BEGIN Supplied data

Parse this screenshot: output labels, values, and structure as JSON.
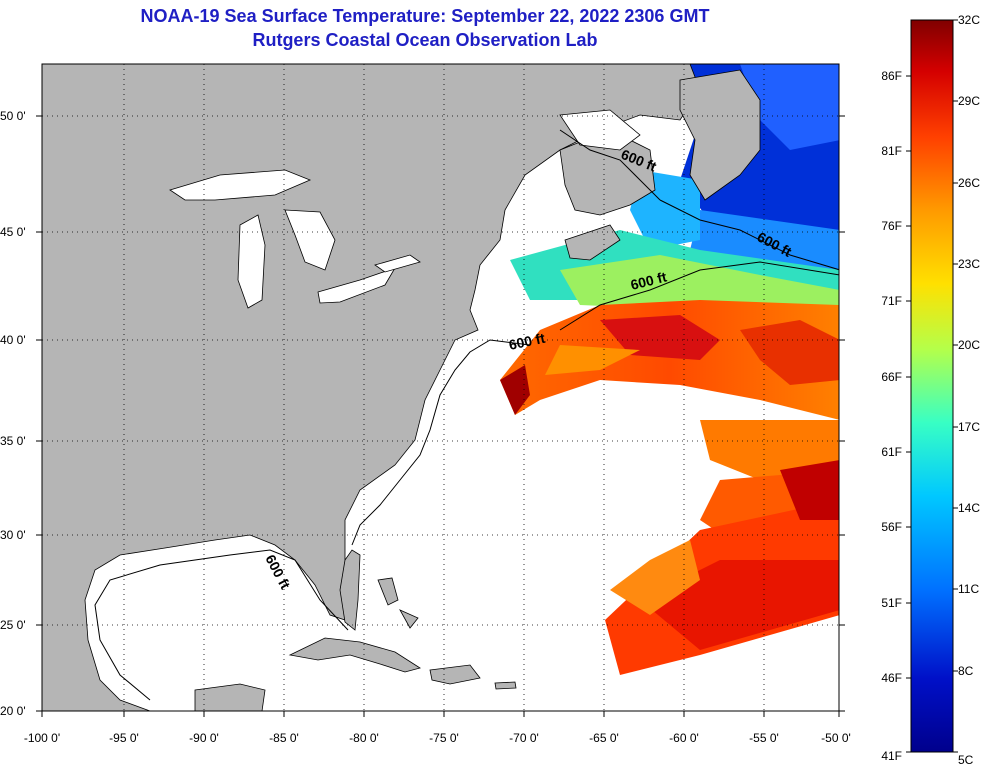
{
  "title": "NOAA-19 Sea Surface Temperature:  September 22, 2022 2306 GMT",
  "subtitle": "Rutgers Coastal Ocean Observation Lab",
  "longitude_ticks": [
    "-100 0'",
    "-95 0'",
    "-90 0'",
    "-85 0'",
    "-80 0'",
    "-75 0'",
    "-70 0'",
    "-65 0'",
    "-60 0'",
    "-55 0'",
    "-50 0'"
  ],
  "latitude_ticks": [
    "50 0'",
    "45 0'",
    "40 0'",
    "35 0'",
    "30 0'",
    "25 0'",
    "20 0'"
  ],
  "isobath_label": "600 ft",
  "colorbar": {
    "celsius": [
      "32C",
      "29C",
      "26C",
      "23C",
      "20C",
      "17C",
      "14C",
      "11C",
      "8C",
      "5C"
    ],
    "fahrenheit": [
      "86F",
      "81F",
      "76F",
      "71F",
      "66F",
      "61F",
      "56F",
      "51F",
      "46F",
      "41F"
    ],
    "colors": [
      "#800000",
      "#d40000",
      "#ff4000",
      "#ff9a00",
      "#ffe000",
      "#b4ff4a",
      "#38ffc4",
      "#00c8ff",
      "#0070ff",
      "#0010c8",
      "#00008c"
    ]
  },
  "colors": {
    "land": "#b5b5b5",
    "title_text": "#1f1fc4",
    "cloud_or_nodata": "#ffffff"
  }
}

END Supplied data
BEGIN Supplied data

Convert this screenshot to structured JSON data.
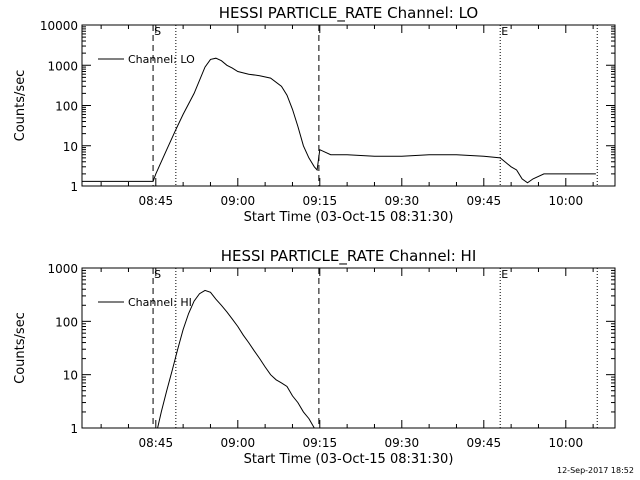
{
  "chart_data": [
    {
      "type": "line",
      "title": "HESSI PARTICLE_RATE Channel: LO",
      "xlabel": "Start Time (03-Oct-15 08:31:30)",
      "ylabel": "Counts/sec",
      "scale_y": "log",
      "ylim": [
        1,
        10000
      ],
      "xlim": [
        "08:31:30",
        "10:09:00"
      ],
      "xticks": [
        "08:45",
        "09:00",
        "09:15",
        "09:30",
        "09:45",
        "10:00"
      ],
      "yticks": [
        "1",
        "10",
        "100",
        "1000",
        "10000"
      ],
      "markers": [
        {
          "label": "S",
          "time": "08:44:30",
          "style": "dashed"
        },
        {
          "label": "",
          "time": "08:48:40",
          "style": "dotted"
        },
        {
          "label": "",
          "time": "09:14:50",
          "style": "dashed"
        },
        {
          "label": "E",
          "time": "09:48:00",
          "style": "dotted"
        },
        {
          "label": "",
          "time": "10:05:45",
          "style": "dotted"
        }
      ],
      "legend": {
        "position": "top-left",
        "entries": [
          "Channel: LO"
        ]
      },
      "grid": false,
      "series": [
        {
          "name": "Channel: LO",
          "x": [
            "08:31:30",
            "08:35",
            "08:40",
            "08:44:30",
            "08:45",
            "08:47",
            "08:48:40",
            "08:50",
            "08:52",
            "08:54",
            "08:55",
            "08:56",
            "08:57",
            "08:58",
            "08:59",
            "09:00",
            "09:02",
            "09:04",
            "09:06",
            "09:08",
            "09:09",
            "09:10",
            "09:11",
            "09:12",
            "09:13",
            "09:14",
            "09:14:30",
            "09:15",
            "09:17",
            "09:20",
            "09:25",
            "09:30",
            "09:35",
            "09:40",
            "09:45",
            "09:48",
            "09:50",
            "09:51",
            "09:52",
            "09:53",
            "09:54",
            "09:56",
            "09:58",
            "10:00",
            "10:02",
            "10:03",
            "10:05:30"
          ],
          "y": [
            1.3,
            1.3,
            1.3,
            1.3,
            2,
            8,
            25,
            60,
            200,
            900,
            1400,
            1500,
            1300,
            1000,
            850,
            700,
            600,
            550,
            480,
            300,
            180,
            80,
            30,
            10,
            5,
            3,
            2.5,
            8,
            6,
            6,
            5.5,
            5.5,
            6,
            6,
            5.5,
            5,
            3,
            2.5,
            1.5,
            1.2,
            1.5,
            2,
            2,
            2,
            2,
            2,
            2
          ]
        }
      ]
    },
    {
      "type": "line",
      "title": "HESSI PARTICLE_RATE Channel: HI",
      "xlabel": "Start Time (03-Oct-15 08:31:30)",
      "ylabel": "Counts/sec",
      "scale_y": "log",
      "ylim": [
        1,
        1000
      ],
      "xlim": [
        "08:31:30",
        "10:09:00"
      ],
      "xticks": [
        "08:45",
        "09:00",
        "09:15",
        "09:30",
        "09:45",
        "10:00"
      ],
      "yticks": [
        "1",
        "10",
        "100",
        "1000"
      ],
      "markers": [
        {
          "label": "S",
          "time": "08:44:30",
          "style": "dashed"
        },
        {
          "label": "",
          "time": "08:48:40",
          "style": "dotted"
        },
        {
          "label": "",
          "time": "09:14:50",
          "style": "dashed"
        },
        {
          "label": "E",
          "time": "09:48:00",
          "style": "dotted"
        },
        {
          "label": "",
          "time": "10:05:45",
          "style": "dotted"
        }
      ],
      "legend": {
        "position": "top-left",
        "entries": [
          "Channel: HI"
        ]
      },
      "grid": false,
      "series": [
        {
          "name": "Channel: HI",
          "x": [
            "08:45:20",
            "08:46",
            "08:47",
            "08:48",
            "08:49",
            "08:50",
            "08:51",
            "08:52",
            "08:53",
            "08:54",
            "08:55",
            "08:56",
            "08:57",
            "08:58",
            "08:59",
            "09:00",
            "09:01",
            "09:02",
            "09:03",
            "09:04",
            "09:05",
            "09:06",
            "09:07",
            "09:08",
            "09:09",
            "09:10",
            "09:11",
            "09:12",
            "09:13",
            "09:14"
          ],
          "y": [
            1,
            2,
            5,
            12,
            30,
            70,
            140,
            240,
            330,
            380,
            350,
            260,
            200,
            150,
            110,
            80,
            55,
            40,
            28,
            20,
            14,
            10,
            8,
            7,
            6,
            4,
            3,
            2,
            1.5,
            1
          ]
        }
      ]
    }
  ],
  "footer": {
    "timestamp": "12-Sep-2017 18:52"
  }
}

END Supplied data

**What you should do**.
Say, as a bare number, how many lines in the entries above include the string "this".

**Written response**.
2